Every line containing the word "inferius" needs to be found and copied.

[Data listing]
......
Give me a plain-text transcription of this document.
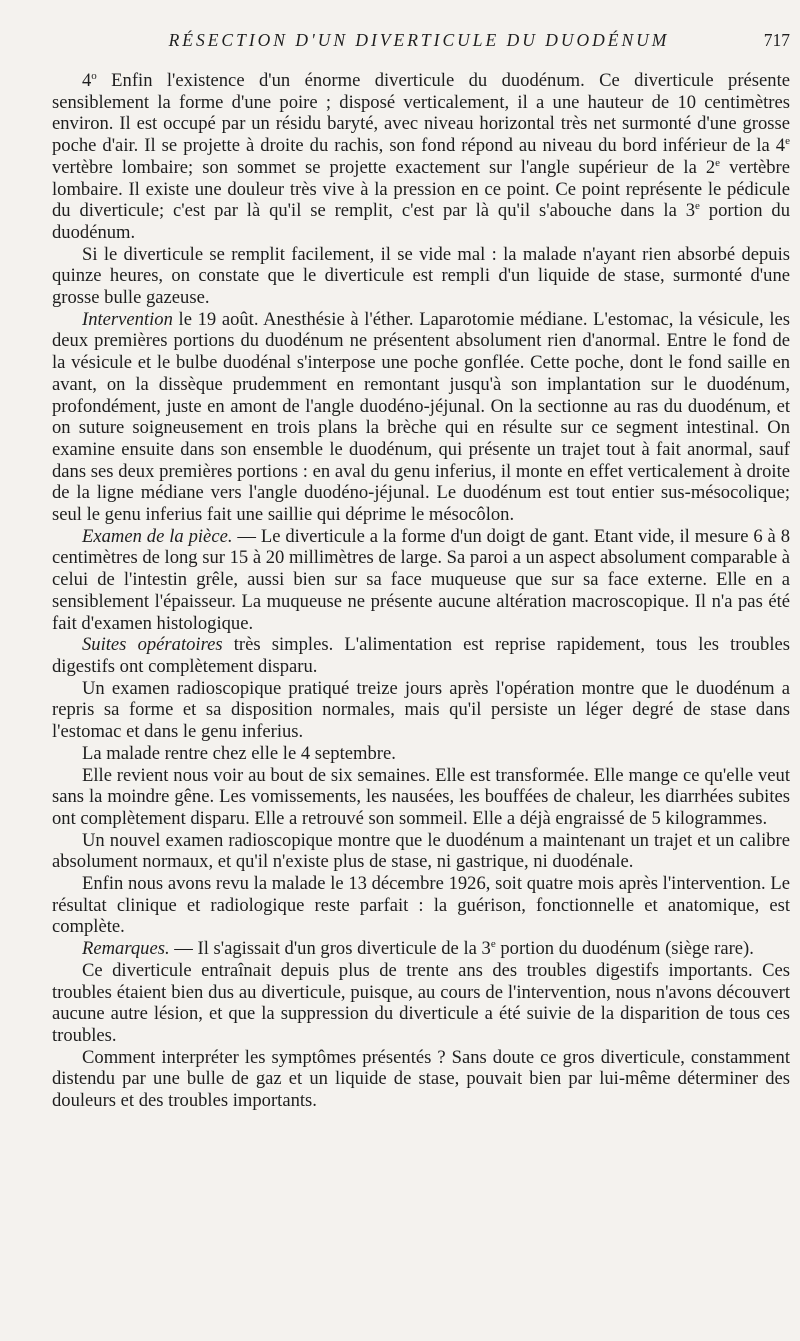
RÉSECTION D'UN DIVERTICULE DU DUODÉNUM	717

4$^o$ Enfin l'existence d'un énorme diverticule du duodénum. Ce diverticule présente sensiblement la forme d'une poire ; disposé verticalement, il a une hauteur de 10 centimètres environ. Il est occupé par un résidu baryté, avec niveau horizontal très net surmonté d'une grosse poche d'air. Il se projette à droite du rachis, son fond répond au niveau du bord inférieur de la 4e vertèbre lombaire; son sommet se projette exactement sur l'angle supérieur de la 2e vertèbre lombaire. Il existe une douleur très vive à la pression en ce point. Ce point représente le pédicule du diverticule; c'est par là qu'il se remplit, c'est par là qu'il s'abouche dans la 3e portion du duodénum.

Si le diverticule se remplit facilement, il se vide mal : la malade n'ayant rien absorbé depuis quinze heures, on constate que le diverticule est rempli d'un liquide de stase, surmonté d'une grosse bulle gazeuse.

Intervention le 19 août. Anesthésie à l'éther. Laparotomie médiane. L'estomac, la vésicule, les deux premières portions du duodénum ne présentent absolument rien d'anormal. Entre le fond de la vésicule et le bulbe duodénal s'interpose une poche gonflée. Cette poche, dont le fond saille en avant, on la dissèque prudemment en remontant jusqu'à son implantation sur le duodénum, profondément, juste en amont de l'angle duodéno-jéjunal. On la sectionne au ras du duodénum, et on suture soigneusement en trois plans la brèche qui en résulte sur ce segment intestinal. On examine ensuite dans son ensemble le duodénum, qui présente un trajet tout à fait anormal, sauf dans ses deux premières portions : en aval du genu inferius, il monte en effet verticalement à droite de la ligne médiane vers l'angle duodéno-jéjunal. Le duodénum est tout entier sus-mésocolique; seul le genu inferius fait une saillie qui déprime le mésocôlon.

Examen de la pièce. — Le diverticule a la forme d'un doigt de gant. Etant vide, il mesure 6 à 8 centimètres de long sur 15 à 20 millimètres de large. Sa paroi a un aspect absolument comparable à celui de l'intestin grêle, aussi bien sur sa face muqueuse que sur sa face externe. Elle en a sensiblement l'épaisseur. La muqueuse ne présente aucune altération macroscopique. Il n'a pas été fait d'examen histologique.

Suites opératoires très simples. L'alimentation est reprise rapidement, tous les troubles digestifs ont complètement disparu.

Un examen radioscopique pratiqué treize jours après l'opération montre que le duodénum a repris sa forme et sa disposition normales, mais qu'il persiste un léger degré de stase dans l'estomac et dans le genu inferius.

La malade rentre chez elle le 4 septembre.

Elle revient nous voir au bout de six semaines. Elle est transformée. Elle mange ce qu'elle veut sans la moindre gêne. Les vomissements, les nausées, les bouffées de chaleur, les diarrhées subites ont complètement disparu. Elle a retrouvé son sommeil. Elle a déjà engraissé de 5 kilogrammes.

Un nouvel examen radioscopique montre que le duodénum a maintenant un trajet et un calibre absolument normaux, et qu'il n'existe plus de stase, ni gastrique, ni duodénale.

Enfin nous avons revu la malade le 13 décembre 1926, soit quatre mois après l'intervention. Le résultat clinique et radiologique reste parfait : la guérison, fonctionnelle et anatomique, est complète.

Remarques. — Il s'agissait d'un gros diverticule de la 3e portion du duodénum (siège rare).

Ce diverticule entraînait depuis plus de trente ans des troubles digestifs importants. Ces troubles étaient bien dus au diverticule, puisque, au cours de l'intervention, nous n'avons découvert aucune autre lésion, et que la suppression du diverticule a été suivie de la disparition de tous ces troubles.

Comment interpréter les symptômes présentés ? Sans doute ce gros diverticule, constamment distendu par une bulle de gaz et un liquide de stase, pouvait bien par lui-même déterminer des douleurs et des troubles importants.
......
**EXERCISE RESULT:**
Intervention le 19 août. Anesthésie à l'éther. Laparotomie médiane. L'estomac, la vésicule, les deux premières portions du duodénum ne présentent absolument rien d'anormal. Entre le fond de la vésicule et le bulbe duodénal s'interpose une poche gonflée. Cette poche, dont le fond saille en avant, on la dissèque prudemment en remontant jusqu'à son implantation sur le duodénum, profondément, juste en amont de l'angle duodéno-jéjunal. On la sectionne au ras du duodénum, et on suture soigneusement en trois plans la brèche qui en résulte sur ce segment intestinal. On examine ensuite dans son ensemble le duodénum, qui présente un trajet tout à fait anormal, sauf dans ses deux premières portions : en aval du genu inferius, il monte en effet verticalement à droite de la ligne médiane vers l'angle duodéno-jéjunal. Le duodénum est tout entier sus-mésocolique; seul le genu inferius fait une saillie qui déprime le mésocôlon.
Un examen radioscopique pratiqué treize jours après l'opération montre que le duodénum a repris sa forme et sa disposition normales, mais qu'il persiste un léger degré de stase dans l'estomac et dans le genu inferius.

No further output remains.